• [Excerpt to read]
How can the UK end domestic transmission of HIV by 2030? This was discussed at a Big Tent Digital event held last night (20 January) in partnership with Lloyds Pharmacy Online Doctor and the Terrence Higgins Trust, chaired by Labour MP for Vauxhall, Florence Eshalomi.

While a wide range of solutions were brought up and debated, a key one brought up throughout the event was the need for pre-exposure prophylaxis (PrEP), a drug drastically reducing the risk of transmission of HIV, to be available outside of sexual health services and as part of the GP Core Contract.

Steve Brine MP, Former Public Health Minister and member of the HIV Commission, is the first MP to call for this policy as a tool to eliminate domestic transmission of the virus in the UK:

“We need to pave the way for PREP to be available outside of sexual health services. It needs to be negotiated as part of the GP Core Contract – it’s just the way primary care works.”

Looking ahead, Brine is optimistic about the possibility to meet the 2030 deadline set by the HIV Commission, highlighting the need for testing to play an important role too:

“It’s a wholly achievable goal. Our contention is that we absolutely can end new HIV cases in England by 2030. It will take a step change in belief, resources and significant Government action.”

“We need to normalise HIV testing throughout NHS. All too often the opportunity to test is missed.”

Dr Sean Perera, Associate Medical Director of Sexual Health at Lloyds Pharmacy Online Doctor, echoed Brine’s positive sentiment but argued that focus needs to move beyond testing to also include accountability and funding:

“We’re in a new phase in the response – it is time for action. If we’re to find the estimated 5,700 people unknowingly living with HIV it’s about more than testing.”

“A key hindrance is accountability of testing and who is funding it. It saddens me that many of us still struggle.”

“I believe the next step is true collaboration and securing appropriate resource. People aren’t static, patterns of transmission change and our health and care system changes. COVID has taught us that we need to be active and ready to respond.”

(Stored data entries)
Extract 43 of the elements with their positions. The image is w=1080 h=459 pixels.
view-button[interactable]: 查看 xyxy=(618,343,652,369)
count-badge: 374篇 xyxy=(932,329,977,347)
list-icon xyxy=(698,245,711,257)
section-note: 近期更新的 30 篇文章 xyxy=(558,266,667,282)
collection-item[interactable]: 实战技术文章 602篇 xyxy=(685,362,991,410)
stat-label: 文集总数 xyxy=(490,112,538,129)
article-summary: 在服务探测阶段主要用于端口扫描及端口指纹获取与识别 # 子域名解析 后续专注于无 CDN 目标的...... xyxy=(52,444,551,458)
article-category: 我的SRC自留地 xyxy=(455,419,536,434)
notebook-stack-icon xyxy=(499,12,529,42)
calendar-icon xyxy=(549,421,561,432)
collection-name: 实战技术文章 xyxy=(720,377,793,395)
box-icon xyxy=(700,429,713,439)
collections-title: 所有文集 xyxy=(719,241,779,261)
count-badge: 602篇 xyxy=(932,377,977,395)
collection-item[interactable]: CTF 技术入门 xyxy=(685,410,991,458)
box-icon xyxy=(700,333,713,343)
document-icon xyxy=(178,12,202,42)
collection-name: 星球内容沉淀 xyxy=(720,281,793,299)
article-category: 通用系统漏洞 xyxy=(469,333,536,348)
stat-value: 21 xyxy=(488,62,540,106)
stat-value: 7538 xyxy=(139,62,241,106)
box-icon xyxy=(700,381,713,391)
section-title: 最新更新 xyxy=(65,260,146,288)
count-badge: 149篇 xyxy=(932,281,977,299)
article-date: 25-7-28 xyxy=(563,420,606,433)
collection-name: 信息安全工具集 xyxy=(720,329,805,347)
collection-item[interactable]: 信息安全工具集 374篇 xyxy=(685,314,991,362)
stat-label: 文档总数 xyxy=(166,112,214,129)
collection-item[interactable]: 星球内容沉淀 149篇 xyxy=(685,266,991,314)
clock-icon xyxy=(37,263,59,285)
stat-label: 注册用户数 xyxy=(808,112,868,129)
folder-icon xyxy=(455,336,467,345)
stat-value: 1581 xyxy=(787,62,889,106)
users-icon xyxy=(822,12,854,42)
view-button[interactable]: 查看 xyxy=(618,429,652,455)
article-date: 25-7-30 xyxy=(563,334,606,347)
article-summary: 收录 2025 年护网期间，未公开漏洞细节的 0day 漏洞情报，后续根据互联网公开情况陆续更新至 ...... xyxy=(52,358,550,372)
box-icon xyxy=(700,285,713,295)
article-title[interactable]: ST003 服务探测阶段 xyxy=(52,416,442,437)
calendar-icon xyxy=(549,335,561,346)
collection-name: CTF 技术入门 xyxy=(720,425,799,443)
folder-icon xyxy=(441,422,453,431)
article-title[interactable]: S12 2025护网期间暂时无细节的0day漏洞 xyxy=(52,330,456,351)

• [Activity] Rewrite the portion of the HIV transmission text that begins at "How can the" and stops after "GP Core Contract.", putting "discussed" in place of "debated".

• [Solved problem]
How can the UK end domestic transmission of HIV by 2030? This was discussed at a Big Tent Digital event held last night (20 January) in partnership with Lloyds Pharmacy Online Doctor and the Terrence Higgins Trust, chaired by Labour MP for Vauxhall, Florence Eshalomi.

While a wide range of solutions were brought up and discussed, a key one brought up throughout the event was the need for pre-exposure prophylaxis (PrEP), a drug drastically reducing the risk of transmission of HIV, to be available outside of sexual health services and as part of the GP Core Contract.